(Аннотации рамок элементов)
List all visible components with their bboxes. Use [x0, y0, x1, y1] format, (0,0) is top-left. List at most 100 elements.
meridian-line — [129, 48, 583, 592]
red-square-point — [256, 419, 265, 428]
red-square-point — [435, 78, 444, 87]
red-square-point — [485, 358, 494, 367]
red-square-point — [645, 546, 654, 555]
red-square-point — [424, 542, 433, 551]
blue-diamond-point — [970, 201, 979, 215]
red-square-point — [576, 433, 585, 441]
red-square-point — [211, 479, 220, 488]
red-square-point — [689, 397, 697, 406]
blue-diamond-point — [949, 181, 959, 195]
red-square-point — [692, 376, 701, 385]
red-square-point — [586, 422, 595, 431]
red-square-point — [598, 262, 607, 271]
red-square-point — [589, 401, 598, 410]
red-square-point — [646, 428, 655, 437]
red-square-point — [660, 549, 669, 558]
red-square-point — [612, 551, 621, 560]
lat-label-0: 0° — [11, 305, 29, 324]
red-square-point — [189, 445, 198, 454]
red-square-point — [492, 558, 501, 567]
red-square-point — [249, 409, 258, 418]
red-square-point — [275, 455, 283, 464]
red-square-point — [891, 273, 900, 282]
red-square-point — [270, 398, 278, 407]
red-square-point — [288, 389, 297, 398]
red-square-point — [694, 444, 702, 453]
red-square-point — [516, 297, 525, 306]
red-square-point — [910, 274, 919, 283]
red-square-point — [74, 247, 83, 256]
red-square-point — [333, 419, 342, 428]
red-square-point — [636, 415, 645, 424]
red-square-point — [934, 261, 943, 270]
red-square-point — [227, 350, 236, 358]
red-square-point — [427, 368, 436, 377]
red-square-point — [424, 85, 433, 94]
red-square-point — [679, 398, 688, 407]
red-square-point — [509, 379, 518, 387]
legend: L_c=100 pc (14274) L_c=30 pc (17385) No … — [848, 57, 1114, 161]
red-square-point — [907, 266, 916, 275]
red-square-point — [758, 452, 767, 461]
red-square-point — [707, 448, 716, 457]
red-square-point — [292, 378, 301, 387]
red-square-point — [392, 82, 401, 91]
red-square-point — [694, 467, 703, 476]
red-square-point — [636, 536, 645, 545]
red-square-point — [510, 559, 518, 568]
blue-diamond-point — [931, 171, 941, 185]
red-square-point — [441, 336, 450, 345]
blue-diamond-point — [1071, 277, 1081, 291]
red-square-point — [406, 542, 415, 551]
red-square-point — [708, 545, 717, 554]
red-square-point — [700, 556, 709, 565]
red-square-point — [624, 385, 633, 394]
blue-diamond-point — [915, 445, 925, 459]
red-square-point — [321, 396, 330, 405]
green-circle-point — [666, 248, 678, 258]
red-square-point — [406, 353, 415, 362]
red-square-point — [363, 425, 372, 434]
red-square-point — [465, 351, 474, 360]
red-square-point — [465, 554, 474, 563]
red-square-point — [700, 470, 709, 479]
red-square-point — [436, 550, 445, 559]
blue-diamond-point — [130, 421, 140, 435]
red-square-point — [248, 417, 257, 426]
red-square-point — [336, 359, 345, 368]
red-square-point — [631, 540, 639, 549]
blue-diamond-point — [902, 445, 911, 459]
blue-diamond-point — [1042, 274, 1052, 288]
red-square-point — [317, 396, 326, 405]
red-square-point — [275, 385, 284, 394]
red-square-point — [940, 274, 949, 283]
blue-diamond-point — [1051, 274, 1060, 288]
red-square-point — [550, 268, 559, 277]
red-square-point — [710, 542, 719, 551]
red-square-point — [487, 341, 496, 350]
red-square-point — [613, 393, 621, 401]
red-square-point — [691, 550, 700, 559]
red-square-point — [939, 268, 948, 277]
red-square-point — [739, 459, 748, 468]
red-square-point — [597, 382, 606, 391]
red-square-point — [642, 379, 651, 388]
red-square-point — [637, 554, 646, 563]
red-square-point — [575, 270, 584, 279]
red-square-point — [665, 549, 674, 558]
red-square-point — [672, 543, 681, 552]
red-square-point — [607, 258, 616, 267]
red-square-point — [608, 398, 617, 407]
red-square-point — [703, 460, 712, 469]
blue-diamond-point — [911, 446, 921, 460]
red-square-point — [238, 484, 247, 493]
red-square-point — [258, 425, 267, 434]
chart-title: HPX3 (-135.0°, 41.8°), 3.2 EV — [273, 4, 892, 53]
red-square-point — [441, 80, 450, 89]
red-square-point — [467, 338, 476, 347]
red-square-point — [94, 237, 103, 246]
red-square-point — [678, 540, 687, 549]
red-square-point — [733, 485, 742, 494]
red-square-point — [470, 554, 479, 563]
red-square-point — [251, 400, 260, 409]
--
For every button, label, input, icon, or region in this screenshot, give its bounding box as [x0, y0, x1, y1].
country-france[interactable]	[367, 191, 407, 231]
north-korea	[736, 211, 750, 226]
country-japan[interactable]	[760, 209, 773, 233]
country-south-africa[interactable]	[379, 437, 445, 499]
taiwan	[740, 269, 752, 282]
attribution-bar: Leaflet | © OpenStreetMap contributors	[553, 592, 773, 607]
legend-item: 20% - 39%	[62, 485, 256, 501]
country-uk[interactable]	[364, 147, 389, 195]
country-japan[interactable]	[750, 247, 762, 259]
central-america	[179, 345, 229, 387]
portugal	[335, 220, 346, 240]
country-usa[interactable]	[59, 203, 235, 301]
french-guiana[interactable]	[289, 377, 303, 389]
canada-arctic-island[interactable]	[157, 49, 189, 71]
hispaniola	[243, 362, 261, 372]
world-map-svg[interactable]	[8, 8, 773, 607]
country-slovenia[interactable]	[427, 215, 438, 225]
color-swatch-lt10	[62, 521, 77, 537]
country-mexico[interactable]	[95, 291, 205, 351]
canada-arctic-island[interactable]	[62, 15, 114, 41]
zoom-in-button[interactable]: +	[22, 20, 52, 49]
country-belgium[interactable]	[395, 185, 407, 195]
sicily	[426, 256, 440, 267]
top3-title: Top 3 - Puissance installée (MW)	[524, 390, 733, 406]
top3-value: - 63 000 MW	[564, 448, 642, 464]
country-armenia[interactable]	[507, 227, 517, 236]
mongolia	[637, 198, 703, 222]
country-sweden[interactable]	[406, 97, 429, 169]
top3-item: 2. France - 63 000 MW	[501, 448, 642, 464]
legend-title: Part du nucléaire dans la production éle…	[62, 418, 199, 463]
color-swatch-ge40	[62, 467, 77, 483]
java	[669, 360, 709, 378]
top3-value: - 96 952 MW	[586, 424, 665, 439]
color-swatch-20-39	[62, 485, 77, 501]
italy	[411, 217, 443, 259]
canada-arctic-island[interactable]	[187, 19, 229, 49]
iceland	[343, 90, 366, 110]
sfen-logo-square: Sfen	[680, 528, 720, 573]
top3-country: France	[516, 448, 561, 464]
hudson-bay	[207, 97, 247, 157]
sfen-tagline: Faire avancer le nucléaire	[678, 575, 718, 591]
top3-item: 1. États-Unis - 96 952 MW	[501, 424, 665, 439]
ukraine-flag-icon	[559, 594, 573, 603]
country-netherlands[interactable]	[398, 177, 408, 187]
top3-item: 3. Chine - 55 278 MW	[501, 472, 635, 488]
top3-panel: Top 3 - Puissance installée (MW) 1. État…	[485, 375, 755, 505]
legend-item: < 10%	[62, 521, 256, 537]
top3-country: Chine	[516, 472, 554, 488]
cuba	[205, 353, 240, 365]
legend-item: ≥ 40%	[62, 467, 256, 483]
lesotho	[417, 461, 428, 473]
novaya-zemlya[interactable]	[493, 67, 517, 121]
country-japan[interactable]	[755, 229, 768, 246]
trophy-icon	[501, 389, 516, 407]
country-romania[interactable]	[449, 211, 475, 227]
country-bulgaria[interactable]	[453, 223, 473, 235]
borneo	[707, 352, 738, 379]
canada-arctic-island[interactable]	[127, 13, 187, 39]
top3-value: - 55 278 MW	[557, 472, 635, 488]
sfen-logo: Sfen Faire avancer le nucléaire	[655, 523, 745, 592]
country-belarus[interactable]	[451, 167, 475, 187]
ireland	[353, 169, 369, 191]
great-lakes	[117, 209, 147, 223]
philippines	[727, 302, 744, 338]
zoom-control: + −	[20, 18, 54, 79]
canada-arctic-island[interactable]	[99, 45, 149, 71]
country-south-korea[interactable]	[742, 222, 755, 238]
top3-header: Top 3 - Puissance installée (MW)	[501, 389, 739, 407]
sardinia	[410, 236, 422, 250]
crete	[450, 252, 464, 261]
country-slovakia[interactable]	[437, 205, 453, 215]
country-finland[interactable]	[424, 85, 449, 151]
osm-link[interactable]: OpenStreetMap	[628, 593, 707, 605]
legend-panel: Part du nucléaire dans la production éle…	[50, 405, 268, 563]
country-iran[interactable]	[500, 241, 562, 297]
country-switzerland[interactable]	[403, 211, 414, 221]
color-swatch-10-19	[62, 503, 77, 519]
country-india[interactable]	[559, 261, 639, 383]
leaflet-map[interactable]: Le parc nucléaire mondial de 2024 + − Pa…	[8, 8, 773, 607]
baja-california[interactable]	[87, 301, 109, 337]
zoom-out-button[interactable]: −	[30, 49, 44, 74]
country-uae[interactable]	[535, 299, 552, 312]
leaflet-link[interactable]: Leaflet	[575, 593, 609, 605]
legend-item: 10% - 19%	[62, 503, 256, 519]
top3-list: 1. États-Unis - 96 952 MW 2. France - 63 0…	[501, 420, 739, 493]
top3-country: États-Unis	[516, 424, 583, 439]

- [УСЛОВИЕ ЗАДАНИЯ] Перепишите без изменений строки из записей выше, начиная со строки с «List all visible» и заканчивая строкой с «blue-diamond-point — [931, 171, 941, 185]» включительно.

- [РЕШЕНИЕ ЗАДАЧИ]
List all visible components with their bboxes. Use [x0, y0, x1, y1] format, (0,0) is top-left. List at most 100 elements.
meridian-line — [129, 48, 583, 592]
red-square-point — [256, 419, 265, 428]
red-square-point — [435, 78, 444, 87]
red-square-point — [485, 358, 494, 367]
red-square-point — [645, 546, 654, 555]
red-square-point — [424, 542, 433, 551]
blue-diamond-point — [970, 201, 979, 215]
red-square-point — [576, 433, 585, 441]
red-square-point — [211, 479, 220, 488]
red-square-point — [689, 397, 697, 406]
blue-diamond-point — [949, 181, 959, 195]
red-square-point — [692, 376, 701, 385]
red-square-point — [586, 422, 595, 431]
red-square-point — [598, 262, 607, 271]
red-square-point — [589, 401, 598, 410]
red-square-point — [646, 428, 655, 437]
red-square-point — [660, 549, 669, 558]
red-square-point — [612, 551, 621, 560]
lat-label-0: 0° — [11, 305, 29, 324]
red-square-point — [189, 445, 198, 454]
red-square-point — [492, 558, 501, 567]
red-square-point — [249, 409, 258, 418]
red-square-point — [275, 455, 283, 464]
red-square-point — [891, 273, 900, 282]
red-square-point — [270, 398, 278, 407]
red-square-point — [288, 389, 297, 398]
red-square-point — [694, 444, 702, 453]
red-square-point — [516, 297, 525, 306]
red-square-point — [910, 274, 919, 283]
red-square-point — [74, 247, 83, 256]
red-square-point — [333, 419, 342, 428]
red-square-point — [636, 415, 645, 424]
red-square-point — [934, 261, 943, 270]
red-square-point — [227, 350, 236, 358]
red-square-point — [427, 368, 436, 377]
red-square-point — [424, 85, 433, 94]
red-square-point — [679, 398, 688, 407]
red-square-point — [509, 379, 518, 387]
legend: L_c=100 pc (14274) L_c=30 pc (17385) No … — [848, 57, 1114, 161]
red-square-point — [907, 266, 916, 275]
red-square-point — [758, 452, 767, 461]
red-square-point — [707, 448, 716, 457]
red-square-point — [292, 378, 301, 387]
red-square-point — [392, 82, 401, 91]
red-square-point — [694, 467, 703, 476]
red-square-point — [636, 536, 645, 545]
red-square-point — [510, 559, 518, 568]
blue-diamond-point — [931, 171, 941, 185]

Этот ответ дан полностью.